== SHORT TASK ==
From the listing below, extract every line in which the word "text" appears.

Data records:
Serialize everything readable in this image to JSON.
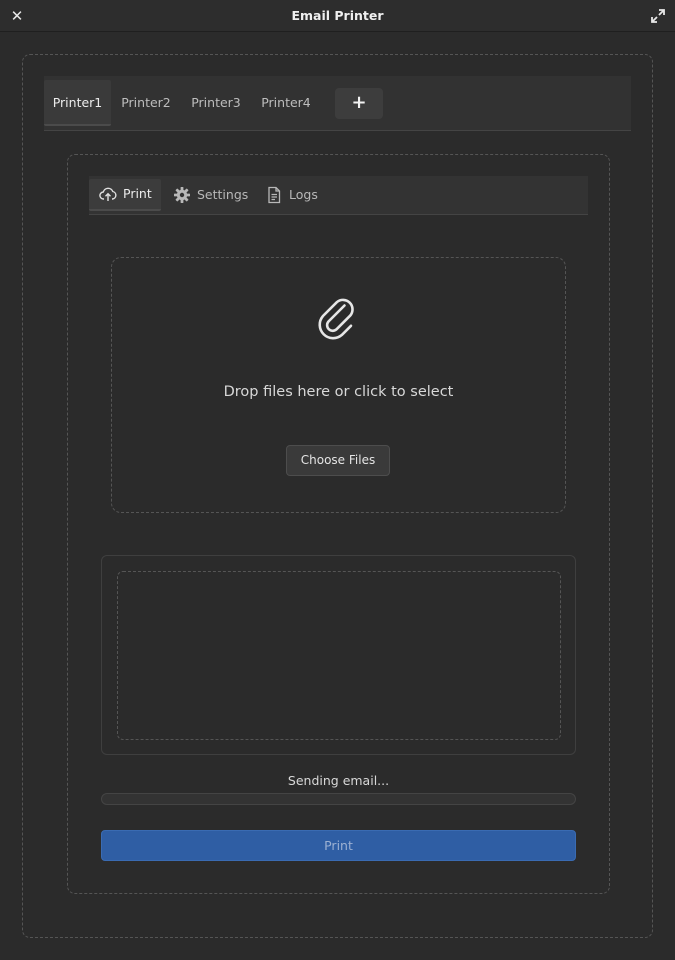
{
  "window": {
    "title": "Email Printer"
  },
  "printer_tabs": [
    {
      "label": "Printer1",
      "active": true
    },
    {
      "label": "Printer2",
      "active": false
    },
    {
      "label": "Printer3",
      "active": false
    },
    {
      "label": "Printer4",
      "active": false
    }
  ],
  "add_tab_label": "+",
  "sub_tabs": {
    "print": {
      "label": "Print",
      "icon": "upload-cloud-icon",
      "active": true
    },
    "settings": {
      "label": "Settings",
      "icon": "gear-icon",
      "active": false
    },
    "logs": {
      "label": "Logs",
      "icon": "document-icon",
      "active": false
    }
  },
  "dropzone": {
    "icon": "paperclip-icon",
    "text": "Drop files here or click to select",
    "button_label": "Choose Files"
  },
  "status": {
    "text": "Sending email...",
    "progress": 0.0
  },
  "print_button_label": "Print",
  "colors": {
    "accent": "#2f5ea4",
    "background": "#2b2b2b"
  }
}
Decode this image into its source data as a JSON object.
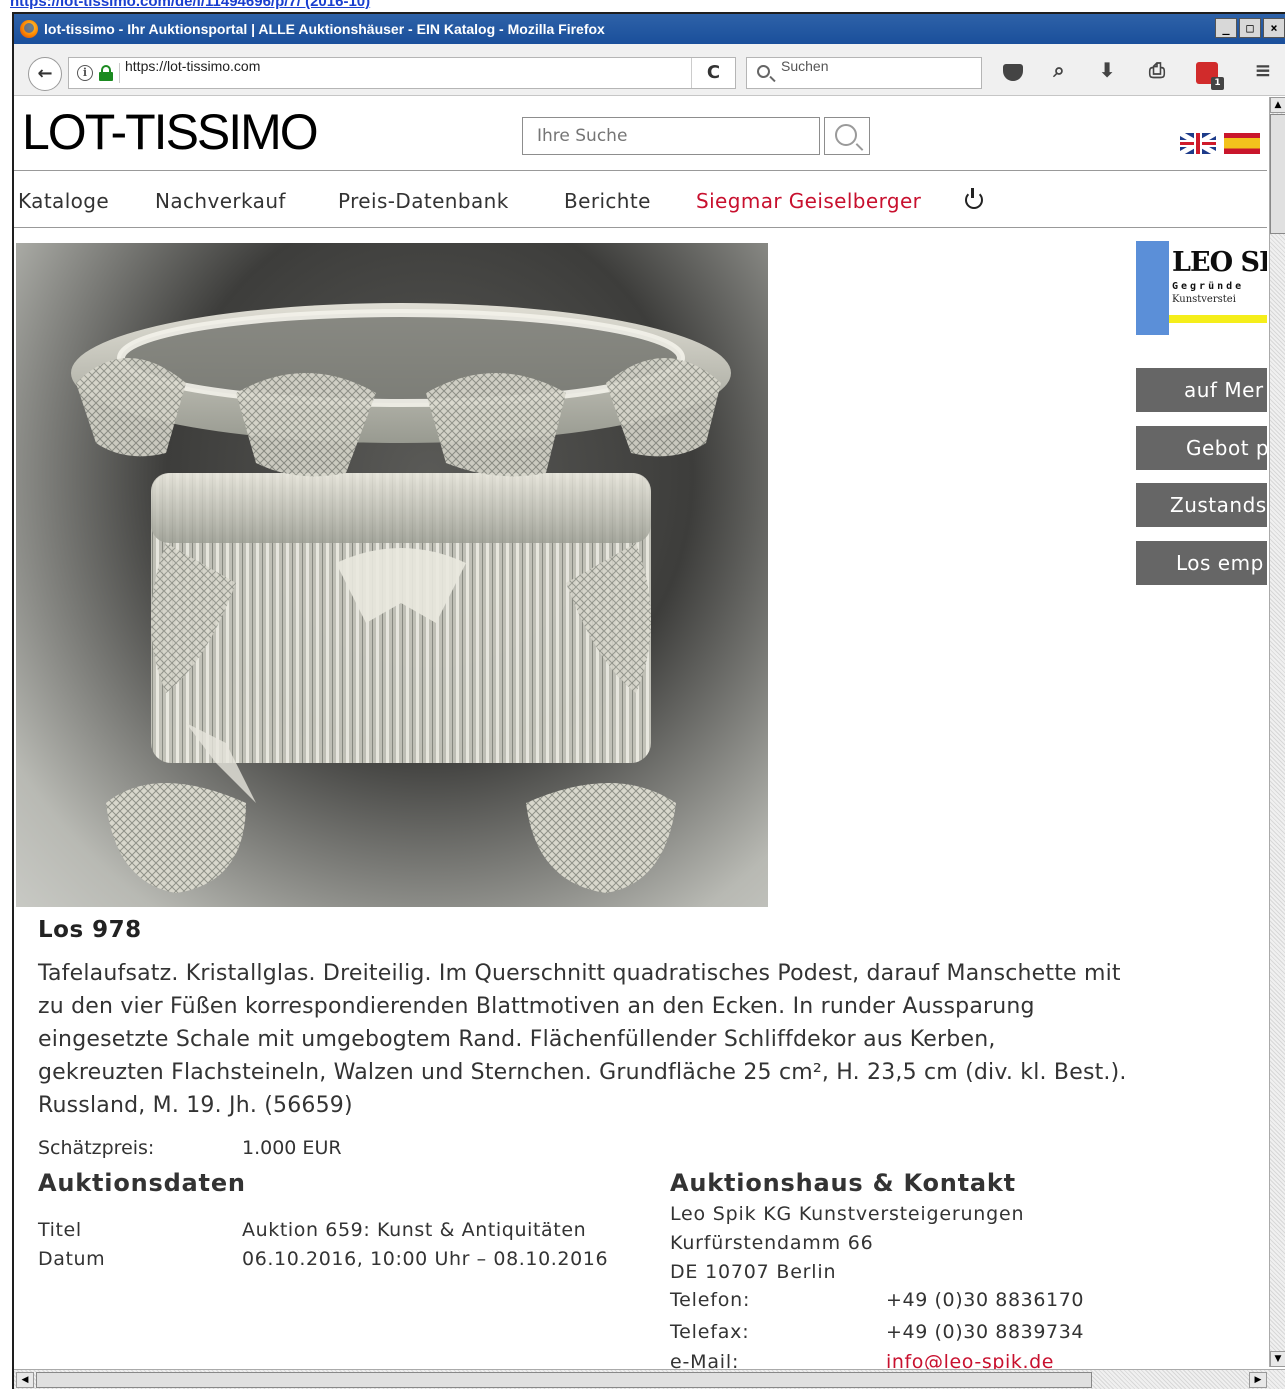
{
  "screenshot_url": "https://lot-tissimo.com/de/i/11494696/p/7/ (2016-10)",
  "window": {
    "title": "lot-tissimo - Ihr Auktionsportal | ALLE Auktionshäuser - EIN Katalog - Mozilla Firefox",
    "btn_min": "_",
    "btn_max": "□",
    "btn_close": "×"
  },
  "browser": {
    "url": "https://lot-tissimo.com",
    "search_placeholder": "Suchen",
    "back_glyph": "←",
    "reload_glyph": "C",
    "zoom_glyph": "⌕",
    "download_glyph": "⬇",
    "print_glyph": "⎙",
    "menu_glyph": "≡"
  },
  "site": {
    "logo": "LOT-TISSIMO",
    "search_placeholder": "Ihre Suche",
    "nav": {
      "kataloge": "Kataloge",
      "nachverkauf": "Nachverkauf",
      "preis": "Preis-Datenbank",
      "berichte": "Berichte",
      "user": "Siegmar Geiselberger"
    }
  },
  "sidebar": {
    "logo_name": "LEO SP",
    "logo_sub1": "Gegründe",
    "logo_sub2": "Kunstverstei",
    "buttons": [
      "auf Mer",
      "Gebot p",
      "Zustands",
      "Los emp"
    ]
  },
  "lot": {
    "title": "Los 978",
    "description": "Tafelaufsatz. Kristallglas. Dreiteilig. Im Querschnitt quadratisches Podest, darauf Manschette mit zu den vier Füßen korrespondierenden Blattmotiven an den Ecken. In runder Aussparung eingesetzte Schale mit umgebogtem Rand. Flächenfüllender Schliffdekor aus Kerben, gekreuzten Flachsteineln, Walzen und Sternchen. Grundfläche 25 cm², H. 23,5 cm (div. kl. Best.). Russland, M. 19. Jh. (56659)",
    "estimate_label": "Schätzpreis:",
    "estimate_value": "1.000 EUR"
  },
  "auktionsdaten": {
    "heading": "Auktionsdaten",
    "titel_label": "Titel",
    "titel_value": "Auktion 659: Kunst & Antiquitäten",
    "datum_label": "Datum",
    "datum_value": "06.10.2016, 10:00 Uhr – 08.10.2016"
  },
  "kontakt": {
    "heading": "Auktionshaus & Kontakt",
    "name": "Leo Spik KG Kunstversteigerungen",
    "street": "Kurfürstendamm 66",
    "city": "DE 10707 Berlin",
    "telefon_label": "Telefon:",
    "telefon_value": "+49 (0)30 8836170",
    "telefax_label": "Telefax:",
    "telefax_value": "+49 (0)30 8839734",
    "email_label": "e-Mail:",
    "email_value": "info@leo-spik.de"
  },
  "colors": {
    "titlebar": "#1a4f9b",
    "accent_red": "#c8102e",
    "side_button": "#666666",
    "sidebar_logo_blue": "#5b8fd8",
    "sidebar_logo_yellow": "#f5ee1a"
  }
}
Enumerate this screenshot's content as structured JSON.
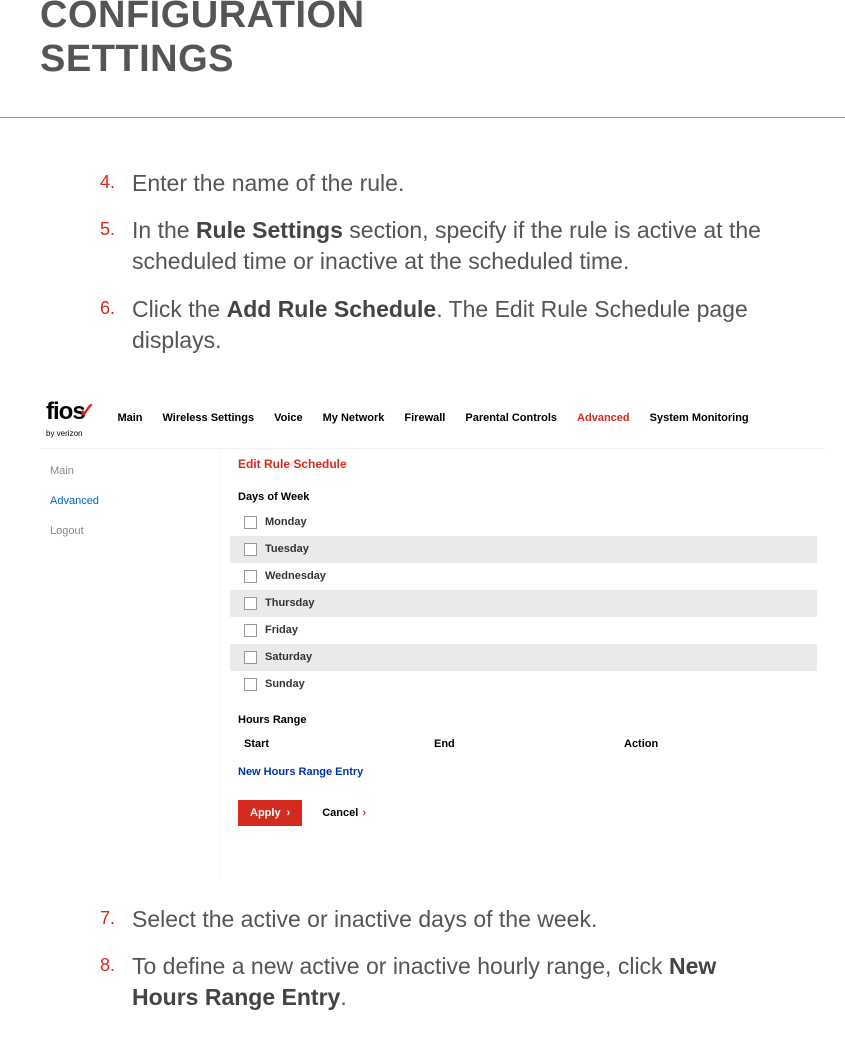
{
  "title_line1": "CONFIGURATION",
  "title_line2": "SETTINGS",
  "steps_before": [
    {
      "n": "4.",
      "text": "Enter the name of the rule."
    },
    {
      "n": "5.",
      "pre": "In the ",
      "bold": "Rule Settings",
      "post": " section, specify if the rule is active at the scheduled time or inactive at the scheduled time."
    },
    {
      "n": "6.",
      "pre": "Click the ",
      "bold": "Add Rule Schedule",
      "post": ". The Edit Rule Schedule page displays."
    }
  ],
  "steps_after": [
    {
      "n": "7.",
      "text": "Select the active or inactive days of the week."
    },
    {
      "n": "8.",
      "pre": "To define a new active or inactive hourly range, click ",
      "bold": "New Hours Range Entry",
      "post": "."
    }
  ],
  "ui": {
    "logo": {
      "main": "fios",
      "sub": "by verizon",
      "check": "✓"
    },
    "nav": [
      "Main",
      "Wireless Settings",
      "Voice",
      "My Network",
      "Firewall",
      "Parental Controls",
      "Advanced",
      "System Monitoring"
    ],
    "nav_active_index": 6,
    "side": [
      {
        "label": "Main",
        "selected": false
      },
      {
        "label": "Advanced",
        "selected": true
      },
      {
        "label": "Logout",
        "selected": false
      }
    ],
    "panel_title": "Edit Rule Schedule",
    "days_label": "Days of Week",
    "days": [
      "Monday",
      "Tuesday",
      "Wednesday",
      "Thursday",
      "Friday",
      "Saturday",
      "Sunday"
    ],
    "hours_label": "Hours Range",
    "hours_cols": {
      "c1": "Start",
      "c2": "End",
      "c3": "Action"
    },
    "new_entry": "New Hours Range Entry",
    "apply": "Apply",
    "cancel": "Cancel"
  }
}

== OUTPUT FOR THIS TASK ==
    "text": "Drop files here or click to select",
    "text": "Sending email...",
      "text": "Enter the name of the rule."
      "text": "Select the active or inactive days of the week."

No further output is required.